Stated problem:
Show all lines holding the string "Leather".

>> Start Records provided

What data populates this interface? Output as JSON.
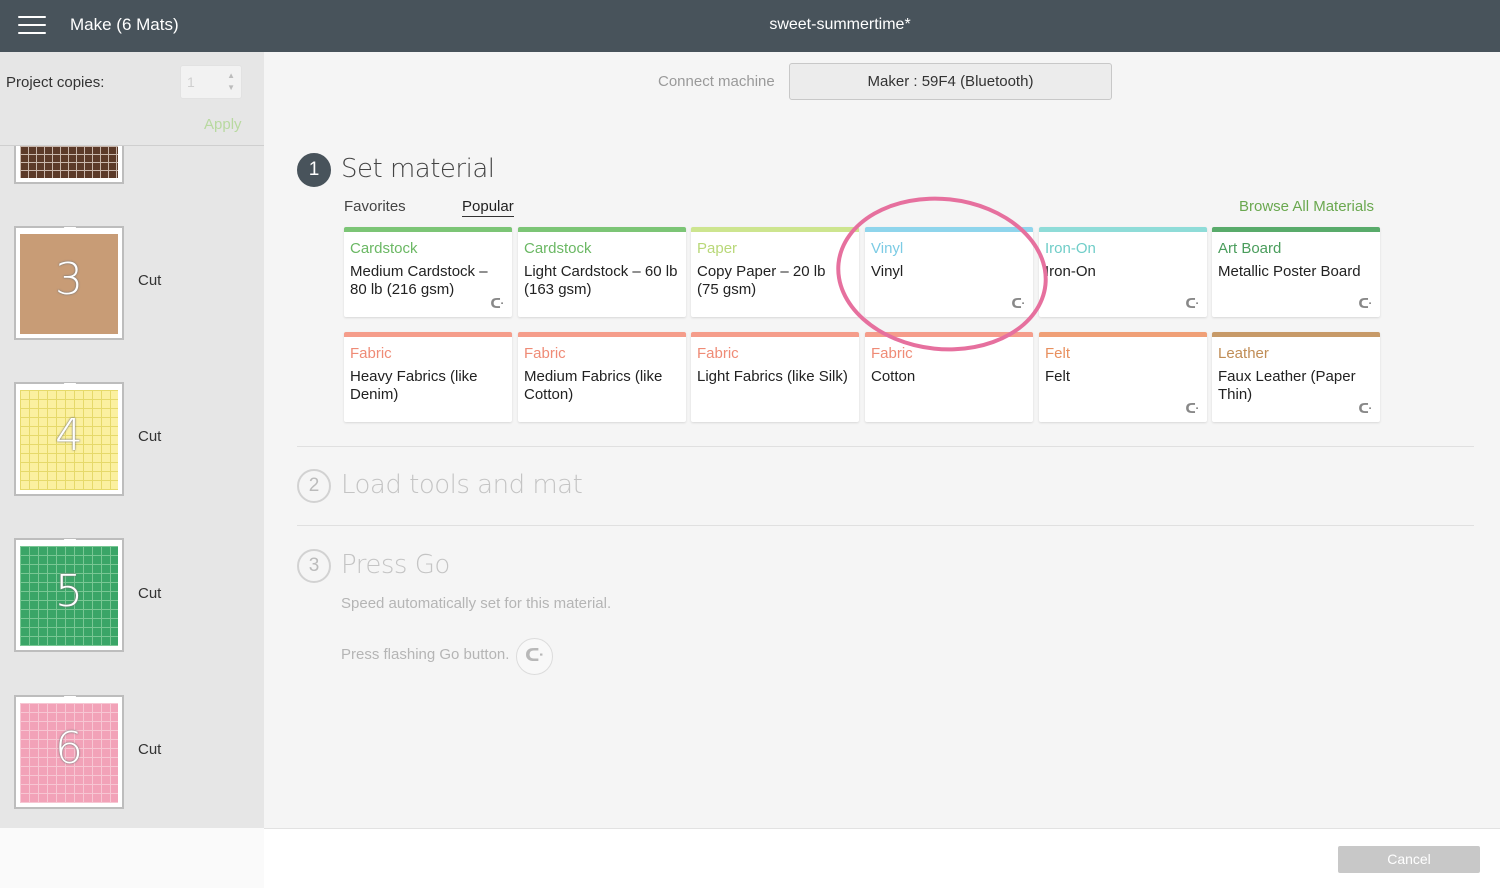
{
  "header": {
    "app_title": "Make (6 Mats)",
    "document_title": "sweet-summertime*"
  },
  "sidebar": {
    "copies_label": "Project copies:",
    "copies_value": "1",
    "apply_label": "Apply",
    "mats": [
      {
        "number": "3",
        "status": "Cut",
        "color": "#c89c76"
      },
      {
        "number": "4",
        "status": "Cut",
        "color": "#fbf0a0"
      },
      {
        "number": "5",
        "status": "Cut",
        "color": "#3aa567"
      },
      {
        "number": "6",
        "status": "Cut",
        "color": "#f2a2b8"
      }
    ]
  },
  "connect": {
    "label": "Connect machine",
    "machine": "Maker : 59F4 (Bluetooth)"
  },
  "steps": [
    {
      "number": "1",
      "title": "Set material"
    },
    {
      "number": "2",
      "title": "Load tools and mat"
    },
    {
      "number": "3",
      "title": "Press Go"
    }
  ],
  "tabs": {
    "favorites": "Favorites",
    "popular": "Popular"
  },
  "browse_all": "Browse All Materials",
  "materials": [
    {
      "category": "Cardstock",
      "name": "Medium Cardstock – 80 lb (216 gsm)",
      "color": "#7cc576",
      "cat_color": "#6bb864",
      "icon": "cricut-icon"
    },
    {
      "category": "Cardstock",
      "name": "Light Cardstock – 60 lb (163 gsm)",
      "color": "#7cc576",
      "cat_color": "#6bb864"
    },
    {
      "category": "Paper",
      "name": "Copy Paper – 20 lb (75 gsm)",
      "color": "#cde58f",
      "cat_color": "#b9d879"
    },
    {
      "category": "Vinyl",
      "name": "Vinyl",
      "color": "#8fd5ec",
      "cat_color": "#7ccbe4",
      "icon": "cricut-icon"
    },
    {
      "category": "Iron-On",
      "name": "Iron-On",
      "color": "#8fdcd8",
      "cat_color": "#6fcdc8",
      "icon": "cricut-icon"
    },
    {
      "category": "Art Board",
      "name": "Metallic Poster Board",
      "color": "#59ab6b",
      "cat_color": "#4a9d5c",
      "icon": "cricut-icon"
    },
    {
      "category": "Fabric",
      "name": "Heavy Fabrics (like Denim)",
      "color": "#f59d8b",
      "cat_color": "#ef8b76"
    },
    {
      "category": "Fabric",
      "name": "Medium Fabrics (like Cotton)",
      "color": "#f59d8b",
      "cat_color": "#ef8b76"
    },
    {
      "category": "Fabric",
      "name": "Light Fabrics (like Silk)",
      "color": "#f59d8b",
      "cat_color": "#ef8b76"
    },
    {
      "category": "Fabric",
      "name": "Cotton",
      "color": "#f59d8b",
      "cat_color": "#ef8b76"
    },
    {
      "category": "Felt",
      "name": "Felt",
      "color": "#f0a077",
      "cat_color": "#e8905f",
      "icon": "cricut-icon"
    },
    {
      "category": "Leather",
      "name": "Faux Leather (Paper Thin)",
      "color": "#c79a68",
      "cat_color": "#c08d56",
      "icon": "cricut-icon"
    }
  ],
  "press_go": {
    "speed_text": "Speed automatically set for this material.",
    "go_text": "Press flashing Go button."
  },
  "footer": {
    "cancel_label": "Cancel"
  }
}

>> End Records provided

Expected output:
      "category": "Leather",
      "name": "Faux Leather (Paper Thin)",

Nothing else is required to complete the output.